— WHAT IS BEING ASKED —
Write the data out again, exactly as given.

— BEGIN INFORMATION SUPPLIED —

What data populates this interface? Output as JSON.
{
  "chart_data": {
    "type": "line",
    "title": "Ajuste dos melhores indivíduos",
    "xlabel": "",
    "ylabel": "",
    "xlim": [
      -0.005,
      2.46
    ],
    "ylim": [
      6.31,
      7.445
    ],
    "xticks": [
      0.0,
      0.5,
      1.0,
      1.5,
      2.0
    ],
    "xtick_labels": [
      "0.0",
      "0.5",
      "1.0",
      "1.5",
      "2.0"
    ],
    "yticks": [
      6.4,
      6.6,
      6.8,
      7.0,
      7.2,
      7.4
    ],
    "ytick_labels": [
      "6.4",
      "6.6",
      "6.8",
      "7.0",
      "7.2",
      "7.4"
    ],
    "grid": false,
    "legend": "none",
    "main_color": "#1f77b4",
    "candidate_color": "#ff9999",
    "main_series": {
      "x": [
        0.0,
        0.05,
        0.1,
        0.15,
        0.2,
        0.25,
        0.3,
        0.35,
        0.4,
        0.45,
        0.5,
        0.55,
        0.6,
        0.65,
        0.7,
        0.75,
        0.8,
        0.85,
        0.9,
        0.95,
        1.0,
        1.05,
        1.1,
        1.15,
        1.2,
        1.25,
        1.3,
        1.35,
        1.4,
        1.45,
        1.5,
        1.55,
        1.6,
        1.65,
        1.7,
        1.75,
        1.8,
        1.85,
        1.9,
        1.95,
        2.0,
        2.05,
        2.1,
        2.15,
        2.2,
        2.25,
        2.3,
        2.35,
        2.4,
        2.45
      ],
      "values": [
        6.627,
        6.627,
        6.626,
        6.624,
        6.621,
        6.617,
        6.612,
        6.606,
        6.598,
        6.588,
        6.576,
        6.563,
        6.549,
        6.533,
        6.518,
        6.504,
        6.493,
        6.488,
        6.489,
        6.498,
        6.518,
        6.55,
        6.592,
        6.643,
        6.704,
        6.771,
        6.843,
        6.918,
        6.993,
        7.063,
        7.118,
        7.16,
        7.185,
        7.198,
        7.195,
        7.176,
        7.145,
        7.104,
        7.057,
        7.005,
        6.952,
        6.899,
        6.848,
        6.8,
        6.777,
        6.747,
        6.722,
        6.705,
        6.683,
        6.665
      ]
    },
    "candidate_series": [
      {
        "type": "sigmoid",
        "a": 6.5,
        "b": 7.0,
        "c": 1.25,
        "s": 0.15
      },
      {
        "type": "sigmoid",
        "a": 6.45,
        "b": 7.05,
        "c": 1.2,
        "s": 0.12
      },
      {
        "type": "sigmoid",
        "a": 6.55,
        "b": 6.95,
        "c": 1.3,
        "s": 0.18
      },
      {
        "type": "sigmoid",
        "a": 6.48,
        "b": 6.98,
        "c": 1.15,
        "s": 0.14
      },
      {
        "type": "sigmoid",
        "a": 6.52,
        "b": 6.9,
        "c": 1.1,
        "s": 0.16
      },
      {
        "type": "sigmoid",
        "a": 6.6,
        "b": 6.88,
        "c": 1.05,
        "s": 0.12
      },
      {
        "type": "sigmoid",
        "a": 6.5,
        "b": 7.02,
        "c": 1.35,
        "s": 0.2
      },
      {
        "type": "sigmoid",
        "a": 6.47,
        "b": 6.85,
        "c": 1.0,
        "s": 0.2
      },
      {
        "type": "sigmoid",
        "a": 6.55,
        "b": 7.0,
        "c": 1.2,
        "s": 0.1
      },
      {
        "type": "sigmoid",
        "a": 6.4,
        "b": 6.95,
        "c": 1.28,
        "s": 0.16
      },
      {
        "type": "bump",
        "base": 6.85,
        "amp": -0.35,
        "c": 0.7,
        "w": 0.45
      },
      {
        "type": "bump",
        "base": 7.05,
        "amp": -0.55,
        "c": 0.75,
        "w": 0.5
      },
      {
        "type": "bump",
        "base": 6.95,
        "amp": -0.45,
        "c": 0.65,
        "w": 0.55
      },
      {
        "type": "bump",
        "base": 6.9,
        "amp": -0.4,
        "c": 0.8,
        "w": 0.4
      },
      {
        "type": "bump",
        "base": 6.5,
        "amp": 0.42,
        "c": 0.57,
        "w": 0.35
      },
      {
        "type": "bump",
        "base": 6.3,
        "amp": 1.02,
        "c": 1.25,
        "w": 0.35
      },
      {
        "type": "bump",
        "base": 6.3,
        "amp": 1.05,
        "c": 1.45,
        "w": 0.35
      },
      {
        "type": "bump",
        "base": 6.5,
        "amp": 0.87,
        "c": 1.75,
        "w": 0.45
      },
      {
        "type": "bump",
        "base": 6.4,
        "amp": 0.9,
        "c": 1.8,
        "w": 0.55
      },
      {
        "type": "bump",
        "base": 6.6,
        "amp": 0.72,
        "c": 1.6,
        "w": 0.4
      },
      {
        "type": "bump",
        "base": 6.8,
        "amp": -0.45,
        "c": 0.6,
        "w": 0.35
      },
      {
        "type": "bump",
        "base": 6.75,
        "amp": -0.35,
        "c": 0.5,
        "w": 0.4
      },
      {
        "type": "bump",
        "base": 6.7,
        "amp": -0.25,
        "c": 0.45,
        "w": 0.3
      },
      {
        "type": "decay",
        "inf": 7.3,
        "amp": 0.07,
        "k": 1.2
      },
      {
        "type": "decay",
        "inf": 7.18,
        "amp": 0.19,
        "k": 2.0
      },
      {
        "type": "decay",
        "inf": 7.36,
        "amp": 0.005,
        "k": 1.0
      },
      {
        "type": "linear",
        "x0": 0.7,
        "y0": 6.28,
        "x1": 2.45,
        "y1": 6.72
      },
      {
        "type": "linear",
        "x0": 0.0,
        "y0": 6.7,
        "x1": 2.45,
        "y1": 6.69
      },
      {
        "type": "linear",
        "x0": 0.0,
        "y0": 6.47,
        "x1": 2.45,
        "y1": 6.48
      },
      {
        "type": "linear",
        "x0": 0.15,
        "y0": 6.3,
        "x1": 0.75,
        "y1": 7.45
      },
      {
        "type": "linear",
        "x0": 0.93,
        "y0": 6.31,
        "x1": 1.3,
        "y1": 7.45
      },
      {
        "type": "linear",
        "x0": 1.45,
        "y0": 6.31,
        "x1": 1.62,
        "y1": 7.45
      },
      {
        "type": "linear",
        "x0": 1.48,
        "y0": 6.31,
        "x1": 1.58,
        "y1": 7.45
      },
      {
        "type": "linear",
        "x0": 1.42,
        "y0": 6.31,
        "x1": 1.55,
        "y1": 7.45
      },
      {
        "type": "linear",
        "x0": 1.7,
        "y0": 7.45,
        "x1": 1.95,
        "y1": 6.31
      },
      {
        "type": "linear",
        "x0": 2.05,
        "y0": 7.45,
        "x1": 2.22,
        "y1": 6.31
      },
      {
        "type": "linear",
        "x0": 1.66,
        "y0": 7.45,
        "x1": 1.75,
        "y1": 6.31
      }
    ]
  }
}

— END INFORMATION SUPPLIED —

— RESULT FOR THIS EXERCISE —
What data populates this interface? Output as JSON.
{
  "chart_data": {
    "type": "line",
    "title": "Ajuste dos melhores indivíduos",
    "xlabel": "",
    "ylabel": "",
    "xlim": [
      -0.005,
      2.46
    ],
    "ylim": [
      6.31,
      7.445
    ],
    "xticks": [
      0.0,
      0.5,
      1.0,
      1.5,
      2.0
    ],
    "xtick_labels": [
      "0.0",
      "0.5",
      "1.0",
      "1.5",
      "2.0"
    ],
    "yticks": [
      6.4,
      6.6,
      6.8,
      7.0,
      7.2,
      7.4
    ],
    "ytick_labels": [
      "6.4",
      "6.6",
      "6.8",
      "7.0",
      "7.2",
      "7.4"
    ],
    "grid": false,
    "legend": "none",
    "main_color": "#1f77b4",
    "candidate_color": "#ff9999",
    "main_series": {
      "x": [
        0.0,
        0.05,
        0.1,
        0.15,
        0.2,
        0.25,
        0.3,
        0.35,
        0.4,
        0.45,
        0.5,
        0.55,
        0.6,
        0.65,
        0.7,
        0.75,
        0.8,
        0.85,
        0.9,
        0.95,
        1.0,
        1.05,
        1.1,
        1.15,
        1.2,
        1.25,
        1.3,
        1.35,
        1.4,
        1.45,
        1.5,
        1.55,
        1.6,
        1.65,
        1.7,
        1.75,
        1.8,
        1.85,
        1.9,
        1.95,
        2.0,
        2.05,
        2.1,
        2.15,
        2.2,
        2.25,
        2.3,
        2.35,
        2.4,
        2.45
      ],
      "values": [
        6.627,
        6.627,
        6.626,
        6.624,
        6.621,
        6.617,
        6.612,
        6.606,
        6.598,
        6.588,
        6.576,
        6.563,
        6.549,
        6.533,
        6.518,
        6.504,
        6.493,
        6.488,
        6.489,
        6.498,
        6.518,
        6.55,
        6.592,
        6.643,
        6.704,
        6.771,
        6.843,
        6.918,
        6.993,
        7.063,
        7.118,
        7.16,
        7.185,
        7.198,
        7.195,
        7.176,
        7.145,
        7.104,
        7.057,
        7.005,
        6.952,
        6.899,
        6.848,
        6.8,
        6.777,
        6.747,
        6.722,
        6.705,
        6.683,
        6.665
      ]
    },
    "candidate_series": [
      {
        "type": "sigmoid",
        "a": 6.5,
        "b": 7.0,
        "c": 1.25,
        "s": 0.15
      },
      {
        "type": "sigmoid",
        "a": 6.45,
        "b": 7.05,
        "c": 1.2,
        "s": 0.12
      },
      {
        "type": "sigmoid",
        "a": 6.55,
        "b": 6.95,
        "c": 1.3,
        "s": 0.18
      },
      {
        "type": "sigmoid",
        "a": 6.48,
        "b": 6.98,
        "c": 1.15,
        "s": 0.14
      },
      {
        "type": "sigmoid",
        "a": 6.52,
        "b": 6.9,
        "c": 1.1,
        "s": 0.16
      },
      {
        "type": "sigmoid",
        "a": 6.6,
        "b": 6.88,
        "c": 1.05,
        "s": 0.12
      },
      {
        "type": "sigmoid",
        "a": 6.5,
        "b": 7.02,
        "c": 1.35,
        "s": 0.2
      },
      {
        "type": "sigmoid",
        "a": 6.47,
        "b": 6.85,
        "c": 1.0,
        "s": 0.2
      },
      {
        "type": "sigmoid",
        "a": 6.55,
        "b": 7.0,
        "c": 1.2,
        "s": 0.1
      },
      {
        "type": "sigmoid",
        "a": 6.4,
        "b": 6.95,
        "c": 1.28,
        "s": 0.16
      },
      {
        "type": "bump",
        "base": 6.85,
        "amp": -0.35,
        "c": 0.7,
        "w": 0.45
      },
      {
        "type": "bump",
        "base": 7.05,
        "amp": -0.55,
        "c": 0.75,
        "w": 0.5
      },
      {
        "type": "bump",
        "base": 6.95,
        "amp": -0.45,
        "c": 0.65,
        "w": 0.55
      },
      {
        "type": "bump",
        "base": 6.9,
        "amp": -0.4,
        "c": 0.8,
        "w": 0.4
      },
      {
        "type": "bump",
        "base": 6.5,
        "amp": 0.42,
        "c": 0.57,
        "w": 0.35
      },
      {
        "type": "bump",
        "base": 6.3,
        "amp": 1.02,
        "c": 1.25,
        "w": 0.35
      },
      {
        "type": "bump",
        "base": 6.3,
        "amp": 1.05,
        "c": 1.45,
        "w": 0.35
      },
      {
        "type": "bump",
        "base": 6.5,
        "amp": 0.87,
        "c": 1.75,
        "w": 0.45
      },
      {
        "type": "bump",
        "base": 6.4,
        "amp": 0.9,
        "c": 1.8,
        "w": 0.55
      },
      {
        "type": "bump",
        "base": 6.6,
        "amp": 0.72,
        "c": 1.6,
        "w": 0.4
      },
      {
        "type": "bump",
        "base": 6.8,
        "amp": -0.45,
        "c": 0.6,
        "w": 0.35
      },
      {
        "type": "bump",
        "base": 6.75,
        "amp": -0.35,
        "c": 0.5,
        "w": 0.4
      },
      {
        "type": "bump",
        "base": 6.7,
        "amp": -0.25,
        "c": 0.45,
        "w": 0.3
      },
      {
        "type": "decay",
        "inf": 7.3,
        "amp": 0.07,
        "k": 1.2
      },
      {
        "type": "decay",
        "inf": 7.18,
        "amp": 0.19,
        "k": 2.0
      },
      {
        "type": "decay",
        "inf": 7.36,
        "amp": 0.005,
        "k": 1.0
      },
      {
        "type": "linear",
        "x0": 0.7,
        "y0": 6.28,
        "x1": 2.45,
        "y1": 6.72
      },
      {
        "type": "linear",
        "x0": 0.0,
        "y0": 6.7,
        "x1": 2.45,
        "y1": 6.69
      },
      {
        "type": "linear",
        "x0": 0.0,
        "y0": 6.47,
        "x1": 2.45,
        "y1": 6.48
      },
      {
        "type": "linear",
        "x0": 0.15,
        "y0": 6.3,
        "x1": 0.75,
        "y1": 7.45
      },
      {
        "type": "linear",
        "x0": 0.93,
        "y0": 6.31,
        "x1": 1.3,
        "y1": 7.45
      },
      {
        "type": "linear",
        "x0": 1.45,
        "y0": 6.31,
        "x1": 1.62,
        "y1": 7.45
      },
      {
        "type": "linear",
        "x0": 1.48,
        "y0": 6.31,
        "x1": 1.58,
        "y1": 7.45
      },
      {
        "type": "linear",
        "x0": 1.42,
        "y0": 6.31,
        "x1": 1.55,
        "y1": 7.45
      },
      {
        "type": "linear",
        "x0": 1.7,
        "y0": 7.45,
        "x1": 1.95,
        "y1": 6.31
      },
      {
        "type": "linear",
        "x0": 2.05,
        "y0": 7.45,
        "x1": 2.22,
        "y1": 6.31
      },
      {
        "type": "linear",
        "x0": 1.66,
        "y0": 7.45,
        "x1": 1.75,
        "y1": 6.31
      }
    ]
  }
}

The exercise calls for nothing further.